### Page excerpt
Start
# COMPETITIVE BODYBUILDING - POWERLIFTING - ATHLETICS & SPORTS > BOXING / FIGHTING / WRESTLING >  Cung le

## DanB

Cung le v belfort november 19 . . .he hasnt fought in a while and is getting old(39) but should still destroy belfort and shake up 185 division and mabey even give silva a decent fight?

----------


## rockinred

Brother!! No way...lay off the dope.  :Wink/Grin: 

Vitor is going to knock him out guaranteed. Bad mix for him since he is a striker. Don't think anyone in the MW can exchange with Vitor.

----------


## DanB

Haha ive been off it a while mabey thats d problem. . . .?i still gona say cung gona hammer him just wish this had happened 2 yr ago

----------


## Twist

Cung Le is one of my favorite fighters. I wanna say he'll kill belfort but the thing is Cung is old and pretty much out of the game now. Also Vitor has been training for Silva so you know he's not rusty.

----------


## DanB

I know what your saying thats why i wish he came to ufc couple years ago but im hoping raw talent and experience will prevail for him its fight im most looking forward to at the minute

----------


## rockinred

> I know what your saying thats why i wish he came to ufc couple years ago but im hoping raw talent and experience will prevail for him its fight im most looking forward to at the minute


Dan, maybe his talent can get him a victory which i beg to differ on my boy Vitor... but, Vitor is the most senior veteran in the UFC still fighting to date. So experience will go in Vitor's direction.

----------


## DanB

yes your right belfort is undoubtly more experienced in ufc/mma but he has lost nearly half of his fights and while some of these have been to some of the best in ufc i.e. corture , liddell , silva while le on the other hand has competed and won in the highest level in kickboxing and held various titles which is the experience i was refering to and the experience i believe that will come into play if belfort trys to stand and trade with him. . . .it has the potential to be a memorable fight

----------


## plisk

Dont think Vitor has the goods anymore to be honest.

----------


## KASPER

Vitor got hurt Wanderlei is in now.

----------


## Ashop

> Vitor got hurt Wanderlei is in now.


Are you serious? I had not heard this yet.

----------


## KASPER

Serious Bro

Shogun vs Henderson main event
Le vs Wanderiel co-main event

----------


## DanB

neither have i . . . .interesting, cung le has to be strong favourite now

----------


## plisk

TBH Vitor wouldn't have the heart anyway.

Vitor is a very, very good fighter - against mediocre opponents. But when faced with a technically proficient and athletic fighter, he goes to water.

----------


## paleocaveman

If Cung was in his prime he _may_ be able to give Silva a competitive fight.

----------


## Times Roman

Cung Le ten years ago was a force to be reckoned with.

But father time has caught up with him and he will not be able to give his A game.

----------
End
### Entries supplied
Start
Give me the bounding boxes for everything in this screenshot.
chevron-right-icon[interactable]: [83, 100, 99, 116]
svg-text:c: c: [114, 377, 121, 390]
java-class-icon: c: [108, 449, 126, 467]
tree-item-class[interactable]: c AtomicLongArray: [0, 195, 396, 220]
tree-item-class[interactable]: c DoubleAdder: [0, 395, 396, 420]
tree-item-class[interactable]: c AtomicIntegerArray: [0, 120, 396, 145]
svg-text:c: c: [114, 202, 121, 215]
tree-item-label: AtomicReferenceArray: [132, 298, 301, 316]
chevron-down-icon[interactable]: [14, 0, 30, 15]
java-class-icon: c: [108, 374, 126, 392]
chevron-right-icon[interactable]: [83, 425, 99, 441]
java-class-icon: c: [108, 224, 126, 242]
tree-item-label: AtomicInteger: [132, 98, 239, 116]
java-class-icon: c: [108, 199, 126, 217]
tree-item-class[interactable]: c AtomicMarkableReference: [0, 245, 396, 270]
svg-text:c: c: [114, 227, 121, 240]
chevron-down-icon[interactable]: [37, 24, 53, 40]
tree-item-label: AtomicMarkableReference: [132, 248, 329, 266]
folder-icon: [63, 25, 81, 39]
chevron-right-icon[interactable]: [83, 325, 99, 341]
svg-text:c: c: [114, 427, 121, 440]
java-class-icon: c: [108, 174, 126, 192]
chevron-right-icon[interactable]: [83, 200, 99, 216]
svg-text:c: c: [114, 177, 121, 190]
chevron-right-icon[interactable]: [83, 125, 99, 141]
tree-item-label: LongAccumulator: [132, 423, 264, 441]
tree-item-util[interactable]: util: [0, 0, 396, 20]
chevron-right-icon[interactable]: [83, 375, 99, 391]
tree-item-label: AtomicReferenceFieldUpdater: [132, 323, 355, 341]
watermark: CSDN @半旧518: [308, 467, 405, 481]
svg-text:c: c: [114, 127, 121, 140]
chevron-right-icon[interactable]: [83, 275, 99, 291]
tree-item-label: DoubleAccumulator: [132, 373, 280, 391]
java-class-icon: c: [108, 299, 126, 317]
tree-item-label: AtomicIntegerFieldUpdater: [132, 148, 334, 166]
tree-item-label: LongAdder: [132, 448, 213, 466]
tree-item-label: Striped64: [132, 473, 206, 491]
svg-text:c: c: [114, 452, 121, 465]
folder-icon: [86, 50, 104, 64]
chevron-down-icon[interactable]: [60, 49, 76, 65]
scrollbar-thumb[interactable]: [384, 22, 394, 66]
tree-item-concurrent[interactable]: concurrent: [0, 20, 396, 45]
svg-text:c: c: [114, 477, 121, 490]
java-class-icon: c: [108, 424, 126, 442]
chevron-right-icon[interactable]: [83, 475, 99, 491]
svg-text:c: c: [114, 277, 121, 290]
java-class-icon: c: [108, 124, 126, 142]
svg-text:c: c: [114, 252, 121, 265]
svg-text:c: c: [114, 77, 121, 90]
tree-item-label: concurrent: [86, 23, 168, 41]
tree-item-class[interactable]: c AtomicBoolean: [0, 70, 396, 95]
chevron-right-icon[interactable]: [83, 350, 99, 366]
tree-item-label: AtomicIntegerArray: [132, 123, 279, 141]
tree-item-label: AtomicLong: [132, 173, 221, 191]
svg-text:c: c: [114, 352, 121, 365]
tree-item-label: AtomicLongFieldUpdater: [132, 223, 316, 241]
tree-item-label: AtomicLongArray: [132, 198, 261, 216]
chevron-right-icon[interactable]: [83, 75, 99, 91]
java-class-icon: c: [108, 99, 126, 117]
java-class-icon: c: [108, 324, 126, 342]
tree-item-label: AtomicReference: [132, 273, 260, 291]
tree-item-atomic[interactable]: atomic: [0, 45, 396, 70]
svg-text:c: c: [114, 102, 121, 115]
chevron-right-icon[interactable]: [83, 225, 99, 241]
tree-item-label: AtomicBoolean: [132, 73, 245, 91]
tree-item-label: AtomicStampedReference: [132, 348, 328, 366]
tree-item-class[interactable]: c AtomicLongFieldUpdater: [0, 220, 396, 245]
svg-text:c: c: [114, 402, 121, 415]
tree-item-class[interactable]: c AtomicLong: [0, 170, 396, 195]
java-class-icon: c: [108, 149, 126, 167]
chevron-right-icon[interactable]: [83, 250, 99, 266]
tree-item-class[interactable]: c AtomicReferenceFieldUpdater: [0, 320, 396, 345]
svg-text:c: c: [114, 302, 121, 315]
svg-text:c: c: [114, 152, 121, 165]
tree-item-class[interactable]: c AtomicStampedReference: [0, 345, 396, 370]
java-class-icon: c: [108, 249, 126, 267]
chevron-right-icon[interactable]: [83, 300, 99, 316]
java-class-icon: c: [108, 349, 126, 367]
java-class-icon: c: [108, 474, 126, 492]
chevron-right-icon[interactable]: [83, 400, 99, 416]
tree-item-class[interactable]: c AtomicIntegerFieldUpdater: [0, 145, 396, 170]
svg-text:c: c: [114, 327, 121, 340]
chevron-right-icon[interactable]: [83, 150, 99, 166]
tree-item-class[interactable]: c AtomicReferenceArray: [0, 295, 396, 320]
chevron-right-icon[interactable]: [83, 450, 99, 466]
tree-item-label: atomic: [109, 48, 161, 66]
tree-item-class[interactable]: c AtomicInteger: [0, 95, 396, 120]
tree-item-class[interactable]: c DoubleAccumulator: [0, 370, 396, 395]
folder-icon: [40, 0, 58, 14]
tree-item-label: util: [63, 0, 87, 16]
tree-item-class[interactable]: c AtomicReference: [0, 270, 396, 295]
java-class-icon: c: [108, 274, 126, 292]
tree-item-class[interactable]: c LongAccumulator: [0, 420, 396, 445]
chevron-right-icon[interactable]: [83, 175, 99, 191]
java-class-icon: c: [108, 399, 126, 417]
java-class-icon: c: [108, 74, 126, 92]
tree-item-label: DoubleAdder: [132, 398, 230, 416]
End
### Requests
1. Summarize the Cung Le forum thread in two sentences.
2. Return the part of the Cung Le thread that starts with "Cung le v belfort" and goes on through "a decent fight?", word for word.

### Results for the exercise
1. Forum members debate Cung Le's November 19 fight against Vitor Belfort: DanB expects Le to win despite his age of 39 and his time away, while others argue that Belfort's experience and ability to exchange strikes will carry him. After KASPER reports that Belfort got hurt and that Wanderlei is now Le's co-main event opponent, later posters say that Le is no longer in his prime.

2.
Cung le v belfort november 19 . . .he hasnt fought in a while and is getting old(39) but should still destroy belfort and shake up 185 division and mabey even give silva a decent fight?